The additional time could be due to Reporting Services rendering the report in addition to querying the data. For example if you have 55,000 rows returned for the report and the report server then has to group, sort and/or filter those rows to render the report then that could take additional time.
I would have a look at the way the data is being grouped and filtered in the report, then review your stored procedure to see if you could offload some of that processing to the SQL code, maybe using some parameters. Try and aim to reduce the the amount of rows returned to the report to be the minimum needed to render the report and preferably try to avoid doing the grouping and filtering in the report itself.
I had such problem because of parameters sniffing in my SP. In SQL Management Studio when I run my SP, I recreated it with new execution plan (and call was very fast), but my reports used old bad plan (for another sequence of parameters) and load time was much longer than in SQL MS.
in the ReportServerDB you will find a table called ExecutionLog. you got to look up the catalog id of your report and check the latest execution instance. this can tell you the break-up of the times taken - for data retrieval, for processing, for rendering etc.
Use the SSRS Performance Dashboard reports to debug your issues.
Archaic question but because things like that are kinda recurring, my "quick and dirty" solution to improve SSRS, which works perfectly on large enterprise environments (I am rendering reports that can have up to 100.000+ lines daily) is to properly set the InteractiveSize of the page (for example, setting it to A4 size -21 cm ). When InteractiveSize is set to 0, then all results are going to be rendered as single page and this literally kills the performance of SSRS. In cases like that, queries that can take a few seconds on your DB can take forever to render (or cause an out of memory exception unless you have tons of redundant H/W on your SSRS server).
So, in cases of queries/ SP's that execute reasonably fast on direct call and retrieve large number of rows, set InteractiveSize and you won't need to bother with other, more sophisticated solutions.
I had a similar problem: a query that returns 4,000 rows and runs in 1 second on it's own was taking so long in SSRS that it timed out.
It turned out that the issue was caused by the way SSRS was handling a multi-valued parameter. Interestingly, if the user selected multiple values, the report rendered quickly (~1 second), but if only a single value was selected, the report took several minutes to render.
Here is the original query that was taking more than 100x longer to render than it should:
SELECT ...
FROM ...

To do:
1. According to the text on slow SSRS reports, which table in the ReportServerDB shows how long a report spent on data retrieval, processing and rendering?
2. Continue the text on slow SSRS reports from the point at which it stops.
The data that comes next has no connection to the text on slow SSRS reports.

Given data:

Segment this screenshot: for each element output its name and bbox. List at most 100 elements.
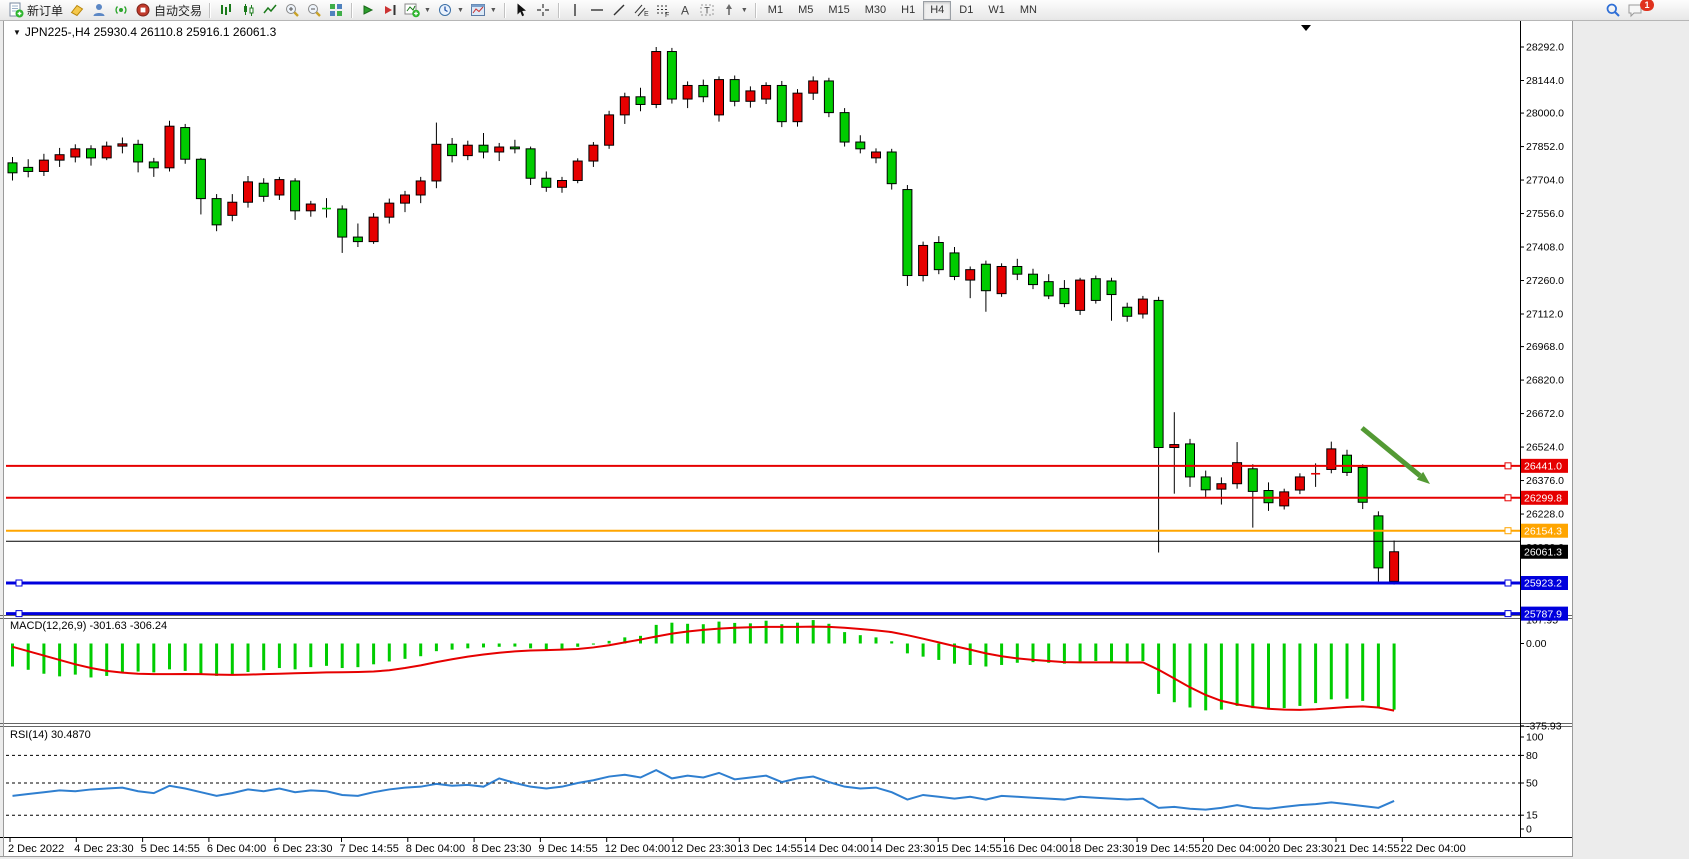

Expected outputs:
1. The ExecutionLog table.

2.
WHERE filename IN (#file);
-- #file is an SSRS multi-value parameter passed directly to the query
I suspect the issue was that SSRS was bringing in the entire source table (over 1 million rows) and then performing a client-side filter.
To fix this, I ended up passing the parameter into the query through an expression, so that I could control the filter myself. That is, in the "DataSet Properties" window, on the "Parameters" screen, I replaced the parameter value with this expression:
=JOIN(Parameters!file.Value,",")
... (I also gave the result a new name: filelist) and then I updated the query to look like this:
SELECT ...
FROM ...
WHERE ',' + #filelist + ',' LIKE '%,' + FILENAME + ',%';
-- #filelist is passed to the query as the following expression:
-- =JOIN(Parameters!file.Value,",")
I would guess that moving the query to a stored procedure would also be an effective way to alleviate the problem (because SSRS basically does the same JOIN before passing a multi-value parameter to a stored procedure). But in my case it was a little simpler to handle it all within the report.
Finally, I should note that the LIKE operator is maybe not the most efficient way to filter on a list of items, but it's certainly much simpler to code than a split-string approach, and the report now runs in about a second, so splitting the string didn't seem worth the extra effort.
Obviously getting the report running correctly (i.e. taking the same order of magnitude of time to select the data as SSMS) would be preferable but as a work around, would your report support execution snapshots (i.e. no parameters, or parameter defaults stored in the report)?
This will allow a scheduled snapshot of the data to be retrieved and stored beforehand, meaning SSRS only needs to process and render the report when the user opens it. Should reduce the wait down to a few seconds (depending on what processing the report requires. YMMV, test to see if you get a performance improvement).
Go to the report's properties tab in Report manager, select Execution, change to Render this report from a report execution snapshot, specify your schedule.
The primary solution to speeding SSRS reports is to cache the reports. If one does this (either my preloading the cache at 7:30 am for instance) or caches the reports on-hit, one will find massive gains in load speed.
Please note that I do this daily and professionally and am not simply waxing poetic on SSRS
Caching in SSRS
http://msdn.microsoft.com/en-us/library/ms155927.aspx
Pre-loading the Cache
http://msdn.microsoft.com/en-us/library/ms155876.aspx
If you do not like initial reports taking long and your data is static i.e. a daily general ledger or the like, meaning the data is relatively static over the day, you may increase the cache life-span.
Finally, you may also opt for business managers to instead receive these reports via email subscriptions, which will send them a point in time Excel report which they may find easier and more systematic.
You can also use parameters in SSRS to allow for easy parsing by the user and faster queries. In the query builder type IN(#SSN) under the Filter column that you wish to parameterize, you will then find it created in the parameter folder just above data sources in the upper left of your BIDS GUI.
[If you do not see the data source section in SSRS, hit CTRL+ALT+D.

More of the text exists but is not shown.